* [REQUIREMENT]:
Reproduce the data word for word, from its first line through the line that contains "row: Hazardous: Hazardous", including both.

Layout coordinate data:
■ ■ ■ ■ ■
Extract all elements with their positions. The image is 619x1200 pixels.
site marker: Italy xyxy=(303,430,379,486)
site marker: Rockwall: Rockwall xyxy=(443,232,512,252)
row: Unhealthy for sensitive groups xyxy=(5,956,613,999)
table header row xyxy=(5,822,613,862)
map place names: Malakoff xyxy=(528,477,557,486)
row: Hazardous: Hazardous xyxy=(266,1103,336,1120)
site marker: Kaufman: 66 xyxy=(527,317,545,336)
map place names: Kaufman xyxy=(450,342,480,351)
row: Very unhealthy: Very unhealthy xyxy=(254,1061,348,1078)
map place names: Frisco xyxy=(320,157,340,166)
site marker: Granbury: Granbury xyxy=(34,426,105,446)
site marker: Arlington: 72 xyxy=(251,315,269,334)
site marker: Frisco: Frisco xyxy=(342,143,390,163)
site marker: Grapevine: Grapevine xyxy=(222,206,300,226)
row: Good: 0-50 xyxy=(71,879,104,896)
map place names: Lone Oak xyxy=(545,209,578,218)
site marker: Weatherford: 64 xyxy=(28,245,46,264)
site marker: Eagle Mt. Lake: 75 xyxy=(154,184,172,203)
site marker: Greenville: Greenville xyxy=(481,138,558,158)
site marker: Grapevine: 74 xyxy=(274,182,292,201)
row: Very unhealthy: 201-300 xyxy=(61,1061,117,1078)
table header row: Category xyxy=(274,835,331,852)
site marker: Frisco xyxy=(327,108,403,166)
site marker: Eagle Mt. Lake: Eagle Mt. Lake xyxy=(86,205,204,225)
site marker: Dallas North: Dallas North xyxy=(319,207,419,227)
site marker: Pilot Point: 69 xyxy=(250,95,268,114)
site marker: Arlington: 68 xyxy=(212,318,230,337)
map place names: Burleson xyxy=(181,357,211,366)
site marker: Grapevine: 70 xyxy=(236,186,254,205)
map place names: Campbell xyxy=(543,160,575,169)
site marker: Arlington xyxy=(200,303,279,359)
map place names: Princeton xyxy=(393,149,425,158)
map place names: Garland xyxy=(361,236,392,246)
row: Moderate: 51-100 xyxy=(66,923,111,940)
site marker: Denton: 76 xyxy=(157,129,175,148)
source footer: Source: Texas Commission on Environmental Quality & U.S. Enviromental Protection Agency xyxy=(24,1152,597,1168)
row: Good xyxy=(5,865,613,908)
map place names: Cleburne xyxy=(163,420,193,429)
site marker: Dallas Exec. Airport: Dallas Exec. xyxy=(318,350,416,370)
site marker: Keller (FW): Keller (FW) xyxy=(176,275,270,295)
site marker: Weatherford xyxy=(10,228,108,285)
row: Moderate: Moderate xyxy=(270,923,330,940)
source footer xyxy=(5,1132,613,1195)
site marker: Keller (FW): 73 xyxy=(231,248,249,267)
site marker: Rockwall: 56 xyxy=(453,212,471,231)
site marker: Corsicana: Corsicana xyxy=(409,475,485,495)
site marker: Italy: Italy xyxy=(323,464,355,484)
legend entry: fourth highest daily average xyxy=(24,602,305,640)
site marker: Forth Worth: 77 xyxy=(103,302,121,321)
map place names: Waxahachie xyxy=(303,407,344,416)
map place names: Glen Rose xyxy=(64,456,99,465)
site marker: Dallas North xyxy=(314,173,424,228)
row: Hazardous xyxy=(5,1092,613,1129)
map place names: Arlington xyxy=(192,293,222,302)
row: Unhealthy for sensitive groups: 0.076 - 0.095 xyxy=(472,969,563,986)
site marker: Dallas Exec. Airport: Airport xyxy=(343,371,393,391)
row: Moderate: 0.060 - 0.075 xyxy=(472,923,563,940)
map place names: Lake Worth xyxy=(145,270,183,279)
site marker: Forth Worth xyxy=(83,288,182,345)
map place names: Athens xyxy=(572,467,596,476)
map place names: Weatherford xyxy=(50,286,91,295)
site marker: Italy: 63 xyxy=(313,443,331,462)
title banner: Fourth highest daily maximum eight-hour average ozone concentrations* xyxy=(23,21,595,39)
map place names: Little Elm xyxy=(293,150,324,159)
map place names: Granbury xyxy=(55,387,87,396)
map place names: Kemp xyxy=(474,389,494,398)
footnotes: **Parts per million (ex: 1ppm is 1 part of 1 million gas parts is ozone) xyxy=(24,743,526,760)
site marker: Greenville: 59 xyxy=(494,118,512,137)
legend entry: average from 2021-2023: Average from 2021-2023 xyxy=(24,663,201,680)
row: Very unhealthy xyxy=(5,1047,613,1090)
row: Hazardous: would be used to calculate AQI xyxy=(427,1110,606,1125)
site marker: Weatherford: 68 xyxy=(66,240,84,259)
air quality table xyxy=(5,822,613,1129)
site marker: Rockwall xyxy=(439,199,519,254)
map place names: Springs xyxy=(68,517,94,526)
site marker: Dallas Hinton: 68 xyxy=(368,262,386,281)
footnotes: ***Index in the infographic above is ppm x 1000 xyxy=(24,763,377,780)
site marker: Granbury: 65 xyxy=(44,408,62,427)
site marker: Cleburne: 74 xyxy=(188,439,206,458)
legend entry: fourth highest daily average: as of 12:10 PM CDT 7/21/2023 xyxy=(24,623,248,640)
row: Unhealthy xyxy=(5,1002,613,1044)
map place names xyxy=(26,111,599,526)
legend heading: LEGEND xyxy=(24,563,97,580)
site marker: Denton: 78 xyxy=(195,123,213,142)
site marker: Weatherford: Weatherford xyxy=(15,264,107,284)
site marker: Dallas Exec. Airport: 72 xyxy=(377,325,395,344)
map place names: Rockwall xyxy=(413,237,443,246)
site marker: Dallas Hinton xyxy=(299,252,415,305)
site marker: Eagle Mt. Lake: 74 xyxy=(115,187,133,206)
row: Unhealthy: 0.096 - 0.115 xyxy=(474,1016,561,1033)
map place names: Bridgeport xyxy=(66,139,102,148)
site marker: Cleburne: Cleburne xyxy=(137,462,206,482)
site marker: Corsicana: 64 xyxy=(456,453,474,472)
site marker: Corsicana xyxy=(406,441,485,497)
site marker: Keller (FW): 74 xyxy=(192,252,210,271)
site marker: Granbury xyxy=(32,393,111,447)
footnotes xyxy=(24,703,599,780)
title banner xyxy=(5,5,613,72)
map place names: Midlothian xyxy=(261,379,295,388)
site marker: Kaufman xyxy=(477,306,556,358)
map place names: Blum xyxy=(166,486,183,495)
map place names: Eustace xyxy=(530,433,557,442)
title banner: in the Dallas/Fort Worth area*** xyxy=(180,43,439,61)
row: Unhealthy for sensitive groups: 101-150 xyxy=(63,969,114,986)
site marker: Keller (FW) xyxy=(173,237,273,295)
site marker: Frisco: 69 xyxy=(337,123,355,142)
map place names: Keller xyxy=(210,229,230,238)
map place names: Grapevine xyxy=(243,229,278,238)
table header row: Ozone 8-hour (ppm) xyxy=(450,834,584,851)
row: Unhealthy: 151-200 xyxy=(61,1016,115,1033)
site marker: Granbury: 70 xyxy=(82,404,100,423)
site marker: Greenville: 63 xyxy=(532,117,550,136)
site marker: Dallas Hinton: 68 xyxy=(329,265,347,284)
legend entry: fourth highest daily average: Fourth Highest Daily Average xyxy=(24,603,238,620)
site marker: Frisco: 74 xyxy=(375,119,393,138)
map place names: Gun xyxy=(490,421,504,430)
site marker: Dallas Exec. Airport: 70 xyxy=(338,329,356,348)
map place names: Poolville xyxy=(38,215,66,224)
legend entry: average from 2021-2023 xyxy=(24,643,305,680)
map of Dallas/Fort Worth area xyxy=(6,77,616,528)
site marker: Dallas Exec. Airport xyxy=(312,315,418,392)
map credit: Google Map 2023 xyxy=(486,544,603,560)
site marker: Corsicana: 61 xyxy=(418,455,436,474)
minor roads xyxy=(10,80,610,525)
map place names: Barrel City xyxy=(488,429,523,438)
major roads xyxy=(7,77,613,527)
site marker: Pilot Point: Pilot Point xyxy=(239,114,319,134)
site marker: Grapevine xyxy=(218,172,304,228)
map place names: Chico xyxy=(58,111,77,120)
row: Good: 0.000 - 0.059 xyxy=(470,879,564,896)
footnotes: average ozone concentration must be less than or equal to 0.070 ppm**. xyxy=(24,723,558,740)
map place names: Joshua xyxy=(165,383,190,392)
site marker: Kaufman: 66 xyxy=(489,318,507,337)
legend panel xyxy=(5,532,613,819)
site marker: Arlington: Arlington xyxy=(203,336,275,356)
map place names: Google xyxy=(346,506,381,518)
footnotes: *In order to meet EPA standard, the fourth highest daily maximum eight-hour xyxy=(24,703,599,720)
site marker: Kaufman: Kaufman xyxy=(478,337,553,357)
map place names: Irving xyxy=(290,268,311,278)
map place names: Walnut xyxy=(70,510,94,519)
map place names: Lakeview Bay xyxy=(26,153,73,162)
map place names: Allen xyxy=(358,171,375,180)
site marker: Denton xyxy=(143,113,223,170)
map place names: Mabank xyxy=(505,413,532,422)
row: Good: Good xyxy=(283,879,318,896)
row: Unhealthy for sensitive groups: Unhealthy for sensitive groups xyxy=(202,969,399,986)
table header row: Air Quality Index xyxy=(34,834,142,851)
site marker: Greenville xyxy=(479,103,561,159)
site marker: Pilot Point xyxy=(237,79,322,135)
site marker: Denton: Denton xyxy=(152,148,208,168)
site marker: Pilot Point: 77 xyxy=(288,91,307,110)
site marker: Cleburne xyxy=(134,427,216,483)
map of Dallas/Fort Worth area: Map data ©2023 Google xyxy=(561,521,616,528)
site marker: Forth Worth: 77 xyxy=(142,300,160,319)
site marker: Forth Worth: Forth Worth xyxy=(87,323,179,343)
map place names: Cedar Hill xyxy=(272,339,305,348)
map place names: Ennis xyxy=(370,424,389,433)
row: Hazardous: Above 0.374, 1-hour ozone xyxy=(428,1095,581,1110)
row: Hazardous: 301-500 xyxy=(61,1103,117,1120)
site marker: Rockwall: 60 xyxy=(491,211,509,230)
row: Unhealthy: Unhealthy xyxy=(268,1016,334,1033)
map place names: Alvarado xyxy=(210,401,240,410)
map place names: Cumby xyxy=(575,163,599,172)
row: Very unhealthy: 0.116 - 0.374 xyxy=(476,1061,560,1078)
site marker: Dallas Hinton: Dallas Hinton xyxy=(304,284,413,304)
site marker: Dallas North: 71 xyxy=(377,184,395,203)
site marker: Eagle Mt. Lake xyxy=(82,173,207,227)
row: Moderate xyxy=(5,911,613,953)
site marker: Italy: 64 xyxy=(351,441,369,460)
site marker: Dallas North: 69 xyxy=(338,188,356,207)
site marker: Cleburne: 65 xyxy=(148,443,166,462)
■ ■ ■ ■ ■
* [FINAL ANSWER]:
Extract all elements with their positions. The image is 619x1200 pixels.
site marker: Italy xyxy=(303,430,379,486)
site marker: Rockwall: Rockwall xyxy=(443,232,512,252)
row: Unhealthy for sensitive groups xyxy=(5,956,613,999)
table header row xyxy=(5,822,613,862)
map place names: Malakoff xyxy=(528,477,557,486)
row: Hazardous: Hazardous xyxy=(266,1103,336,1120)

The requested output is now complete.